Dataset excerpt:
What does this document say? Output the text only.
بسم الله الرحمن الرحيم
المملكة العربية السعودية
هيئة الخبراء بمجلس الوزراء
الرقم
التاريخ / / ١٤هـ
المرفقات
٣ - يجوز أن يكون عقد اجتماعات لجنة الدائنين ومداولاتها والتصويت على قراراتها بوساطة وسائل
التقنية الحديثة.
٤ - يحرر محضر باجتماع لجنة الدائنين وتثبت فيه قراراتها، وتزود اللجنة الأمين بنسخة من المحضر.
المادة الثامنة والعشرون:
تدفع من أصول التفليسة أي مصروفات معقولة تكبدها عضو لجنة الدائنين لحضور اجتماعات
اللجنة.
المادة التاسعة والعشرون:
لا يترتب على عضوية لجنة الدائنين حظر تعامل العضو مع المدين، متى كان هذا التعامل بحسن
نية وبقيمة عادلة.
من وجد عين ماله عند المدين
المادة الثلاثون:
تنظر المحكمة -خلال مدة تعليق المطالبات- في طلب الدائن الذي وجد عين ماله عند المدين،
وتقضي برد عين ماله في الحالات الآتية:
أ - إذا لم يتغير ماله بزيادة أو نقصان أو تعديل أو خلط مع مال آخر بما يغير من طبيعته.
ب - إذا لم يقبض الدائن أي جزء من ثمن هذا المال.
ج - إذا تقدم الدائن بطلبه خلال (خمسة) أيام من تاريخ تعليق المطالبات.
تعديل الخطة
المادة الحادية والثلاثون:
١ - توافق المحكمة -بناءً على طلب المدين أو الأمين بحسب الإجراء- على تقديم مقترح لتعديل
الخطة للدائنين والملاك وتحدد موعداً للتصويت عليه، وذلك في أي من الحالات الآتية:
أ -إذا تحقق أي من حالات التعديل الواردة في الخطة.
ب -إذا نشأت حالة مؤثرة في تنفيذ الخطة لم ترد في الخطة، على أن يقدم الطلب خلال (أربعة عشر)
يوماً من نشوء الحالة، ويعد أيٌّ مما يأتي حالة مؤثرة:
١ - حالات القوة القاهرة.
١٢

## TASK TO COMPLETE
Every line above should be retyped exactly as given.

## FINAL RESULT
What does this document say? Output the text only.
بسم الله الرحمن الرحيم
المملكة العربية السعودية
هيئة الخبراء بمجلس الوزراء
الرقم
التاريخ / / ١٤هـ
المرفقات
٣ - يجوز أن يكون عقد اجتماعات لجنة الدائنين ومداولاتها والتصويت على قراراتها بوساطة وسائل
التقنية الحديثة.
٤ - يحرر محضر باجتماع لجنة الدائنين وتثبت فيه قراراتها، وتزود اللجنة الأمين بنسخة من المحضر.
المادة الثامنة والعشرون:
تدفع من أصول التفليسة أي مصروفات معقولة تكبدها عضو لجنة الدائنين لحضور اجتماعات
اللجنة.
المادة التاسعة والعشرون:
لا يترتب على عضوية لجنة الدائنين حظر تعامل العضو مع المدين، متى كان هذا التعامل بحسن
نية وبقيمة عادلة.
من وجد عين ماله عند المدين
المادة الثلاثون:
تنظر المحكمة -خلال مدة تعليق المطالبات- في طلب الدائن الذي وجد عين ماله عند المدين،
وتقضي برد عين ماله في الحالات الآتية:
أ - إذا لم يتغير ماله بزيادة أو نقصان أو تعديل أو خلط مع مال آخر بما يغير من طبيعته.
ب - إذا لم يقبض الدائن أي جزء من ثمن هذا المال.
ج - إذا تقدم الدائن بطلبه خلال (خمسة) أيام من تاريخ تعليق المطالبات.
تعديل الخطة
المادة الحادية والثلاثون:
١ - توافق المحكمة -بناءً على طلب المدين أو الأمين بحسب الإجراء- على تقديم مقترح لتعديل
الخطة للدائنين والملاك وتحدد موعداً للتصويت عليه، وذلك في أي من الحالات الآتية:
أ -إذا تحقق أي من حالات التعديل الواردة في الخطة.
ب -إذا نشأت حالة مؤثرة في تنفيذ الخطة لم ترد في الخطة، على أن يقدم الطلب خلال (أربعة عشر)
يوماً من نشوء الحالة، ويعد أيٌّ مما يأتي حالة مؤثرة:
١ - حالات القوة القاهرة.
١٢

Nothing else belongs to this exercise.